-- What the task asks --
Track down each line that has the word "parecía" and copy it.

-- Provided material --
--------------------

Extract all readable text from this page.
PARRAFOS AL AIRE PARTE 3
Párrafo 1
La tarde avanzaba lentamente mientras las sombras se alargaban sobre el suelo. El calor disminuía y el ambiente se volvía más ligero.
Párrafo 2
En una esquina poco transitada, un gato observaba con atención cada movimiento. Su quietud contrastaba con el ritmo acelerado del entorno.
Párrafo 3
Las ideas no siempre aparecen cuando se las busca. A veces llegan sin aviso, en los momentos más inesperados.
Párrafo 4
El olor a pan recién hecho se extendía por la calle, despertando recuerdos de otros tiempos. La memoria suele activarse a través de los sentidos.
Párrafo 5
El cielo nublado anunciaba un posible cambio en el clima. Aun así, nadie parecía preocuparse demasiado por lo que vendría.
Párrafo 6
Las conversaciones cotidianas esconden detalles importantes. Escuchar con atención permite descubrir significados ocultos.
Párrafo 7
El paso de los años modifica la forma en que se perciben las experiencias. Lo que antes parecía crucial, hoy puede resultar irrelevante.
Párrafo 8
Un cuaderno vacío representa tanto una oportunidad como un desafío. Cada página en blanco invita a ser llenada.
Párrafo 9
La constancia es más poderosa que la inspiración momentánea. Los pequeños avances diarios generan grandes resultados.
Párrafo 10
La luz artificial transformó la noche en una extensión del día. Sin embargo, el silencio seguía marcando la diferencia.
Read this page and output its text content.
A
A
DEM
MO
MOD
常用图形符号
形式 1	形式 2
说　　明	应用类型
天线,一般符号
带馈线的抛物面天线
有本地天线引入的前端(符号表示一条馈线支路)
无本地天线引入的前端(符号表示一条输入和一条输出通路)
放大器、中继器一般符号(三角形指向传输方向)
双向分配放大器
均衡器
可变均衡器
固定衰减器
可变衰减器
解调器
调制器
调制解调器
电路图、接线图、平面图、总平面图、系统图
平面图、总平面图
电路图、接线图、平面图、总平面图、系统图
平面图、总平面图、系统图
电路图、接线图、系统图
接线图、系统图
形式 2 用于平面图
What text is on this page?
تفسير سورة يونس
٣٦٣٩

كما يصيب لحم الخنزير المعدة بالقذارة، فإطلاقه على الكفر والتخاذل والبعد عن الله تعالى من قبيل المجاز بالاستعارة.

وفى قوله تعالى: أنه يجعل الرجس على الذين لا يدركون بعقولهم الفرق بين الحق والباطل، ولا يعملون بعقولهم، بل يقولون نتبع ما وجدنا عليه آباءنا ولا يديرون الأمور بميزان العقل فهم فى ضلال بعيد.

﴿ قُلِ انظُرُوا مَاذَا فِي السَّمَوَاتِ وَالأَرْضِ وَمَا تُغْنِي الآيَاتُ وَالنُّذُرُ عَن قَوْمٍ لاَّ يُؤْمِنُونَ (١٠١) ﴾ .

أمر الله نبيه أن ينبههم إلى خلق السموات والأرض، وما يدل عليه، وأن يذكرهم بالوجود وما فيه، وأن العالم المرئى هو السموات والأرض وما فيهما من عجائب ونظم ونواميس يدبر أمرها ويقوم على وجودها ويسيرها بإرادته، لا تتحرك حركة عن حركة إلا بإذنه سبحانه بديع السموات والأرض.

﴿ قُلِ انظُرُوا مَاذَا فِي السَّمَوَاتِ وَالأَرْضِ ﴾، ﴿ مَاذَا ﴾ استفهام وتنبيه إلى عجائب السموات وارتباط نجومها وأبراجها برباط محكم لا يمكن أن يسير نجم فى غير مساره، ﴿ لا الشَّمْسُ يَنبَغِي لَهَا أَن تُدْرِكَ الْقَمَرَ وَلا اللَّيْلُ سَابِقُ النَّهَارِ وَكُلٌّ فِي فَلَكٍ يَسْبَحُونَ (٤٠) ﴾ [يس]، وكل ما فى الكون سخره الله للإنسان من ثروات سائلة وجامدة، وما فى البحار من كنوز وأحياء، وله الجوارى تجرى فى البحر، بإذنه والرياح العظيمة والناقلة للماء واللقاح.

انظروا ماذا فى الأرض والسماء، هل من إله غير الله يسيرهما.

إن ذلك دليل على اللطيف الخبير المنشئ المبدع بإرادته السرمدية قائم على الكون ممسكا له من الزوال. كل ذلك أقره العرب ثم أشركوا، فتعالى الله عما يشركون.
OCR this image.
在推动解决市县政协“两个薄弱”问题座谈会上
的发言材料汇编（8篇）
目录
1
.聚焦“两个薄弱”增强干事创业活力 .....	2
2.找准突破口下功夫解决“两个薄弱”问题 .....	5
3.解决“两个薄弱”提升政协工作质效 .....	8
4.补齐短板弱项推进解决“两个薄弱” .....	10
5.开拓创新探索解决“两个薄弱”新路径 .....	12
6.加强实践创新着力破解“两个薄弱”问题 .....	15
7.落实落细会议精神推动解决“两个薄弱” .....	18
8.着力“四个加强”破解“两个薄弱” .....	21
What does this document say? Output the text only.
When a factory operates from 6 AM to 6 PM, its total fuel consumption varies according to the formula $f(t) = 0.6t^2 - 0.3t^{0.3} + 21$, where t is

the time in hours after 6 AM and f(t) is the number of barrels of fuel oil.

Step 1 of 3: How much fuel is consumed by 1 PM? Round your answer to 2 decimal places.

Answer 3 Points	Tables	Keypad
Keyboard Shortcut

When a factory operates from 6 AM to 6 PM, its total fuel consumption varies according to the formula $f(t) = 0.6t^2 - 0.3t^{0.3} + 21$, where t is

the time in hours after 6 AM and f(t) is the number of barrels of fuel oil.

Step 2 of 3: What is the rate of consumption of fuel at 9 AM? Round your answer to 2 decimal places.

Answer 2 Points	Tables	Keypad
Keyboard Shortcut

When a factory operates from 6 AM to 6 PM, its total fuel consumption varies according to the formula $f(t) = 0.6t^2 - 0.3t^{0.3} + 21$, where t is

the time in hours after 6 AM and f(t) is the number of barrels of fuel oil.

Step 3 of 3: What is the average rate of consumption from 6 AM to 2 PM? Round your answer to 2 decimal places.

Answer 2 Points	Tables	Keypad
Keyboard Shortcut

--------------------

-- Exercise output --
El cielo nublado anunciaba un posible cambio en el clima. Aun así, nadie parecía preocuparse demasiado por lo que vendría.
El paso de los años modifica la forma en que se perciben las experiencias. Lo que antes parecía crucial, hoy puede resultar irrelevante.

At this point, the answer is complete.